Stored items

********************

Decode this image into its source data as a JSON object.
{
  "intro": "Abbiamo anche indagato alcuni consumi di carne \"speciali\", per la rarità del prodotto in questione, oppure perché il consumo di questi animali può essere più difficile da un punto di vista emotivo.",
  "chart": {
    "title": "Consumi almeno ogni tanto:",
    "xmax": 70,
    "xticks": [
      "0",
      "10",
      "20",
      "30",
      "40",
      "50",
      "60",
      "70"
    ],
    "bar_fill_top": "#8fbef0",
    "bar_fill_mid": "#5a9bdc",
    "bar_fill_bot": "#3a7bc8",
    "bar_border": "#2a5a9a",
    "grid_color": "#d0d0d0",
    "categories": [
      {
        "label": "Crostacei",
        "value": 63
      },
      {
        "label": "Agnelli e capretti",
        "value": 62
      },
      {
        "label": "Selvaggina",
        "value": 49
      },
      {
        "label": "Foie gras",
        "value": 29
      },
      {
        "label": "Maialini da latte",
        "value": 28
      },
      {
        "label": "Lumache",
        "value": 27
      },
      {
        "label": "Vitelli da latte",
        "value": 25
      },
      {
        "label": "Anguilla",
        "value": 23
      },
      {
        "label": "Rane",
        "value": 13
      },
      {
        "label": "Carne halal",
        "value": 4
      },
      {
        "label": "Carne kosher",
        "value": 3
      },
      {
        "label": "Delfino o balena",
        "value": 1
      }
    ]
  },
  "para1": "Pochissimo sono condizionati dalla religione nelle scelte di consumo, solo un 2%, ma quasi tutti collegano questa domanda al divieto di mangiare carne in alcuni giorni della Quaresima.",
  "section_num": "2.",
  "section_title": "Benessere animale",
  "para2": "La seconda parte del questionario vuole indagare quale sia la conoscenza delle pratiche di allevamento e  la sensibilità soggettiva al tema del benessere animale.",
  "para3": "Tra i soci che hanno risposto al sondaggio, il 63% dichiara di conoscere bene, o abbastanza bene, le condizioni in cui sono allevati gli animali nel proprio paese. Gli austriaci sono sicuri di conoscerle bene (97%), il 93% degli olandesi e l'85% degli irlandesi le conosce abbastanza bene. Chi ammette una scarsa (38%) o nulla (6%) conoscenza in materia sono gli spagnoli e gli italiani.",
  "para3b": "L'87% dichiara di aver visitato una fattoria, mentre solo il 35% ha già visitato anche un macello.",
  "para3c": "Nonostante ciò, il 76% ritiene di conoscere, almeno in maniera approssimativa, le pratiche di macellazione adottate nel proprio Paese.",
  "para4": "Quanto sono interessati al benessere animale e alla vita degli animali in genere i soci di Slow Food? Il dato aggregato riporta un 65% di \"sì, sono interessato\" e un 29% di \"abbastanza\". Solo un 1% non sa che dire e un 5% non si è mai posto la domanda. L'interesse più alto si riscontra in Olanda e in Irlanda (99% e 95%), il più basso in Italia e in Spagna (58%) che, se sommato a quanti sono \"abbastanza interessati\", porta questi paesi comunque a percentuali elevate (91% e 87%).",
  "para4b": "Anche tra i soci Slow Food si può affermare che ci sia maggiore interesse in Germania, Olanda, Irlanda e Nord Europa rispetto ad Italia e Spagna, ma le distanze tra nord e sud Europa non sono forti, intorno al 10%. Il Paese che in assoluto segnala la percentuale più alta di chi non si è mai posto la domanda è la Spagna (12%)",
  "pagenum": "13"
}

********************

**Your goal**
Where a line of the records above holds the word "value", copy that line.

**Worked solution**
        "value": 63
        "value": 62
        "value": 49
        "value": 29
        "value": 28
        "value": 27
        "value": 25
        "value": 23
        "value": 13
        "value": 4
        "value": 3
        "value": 1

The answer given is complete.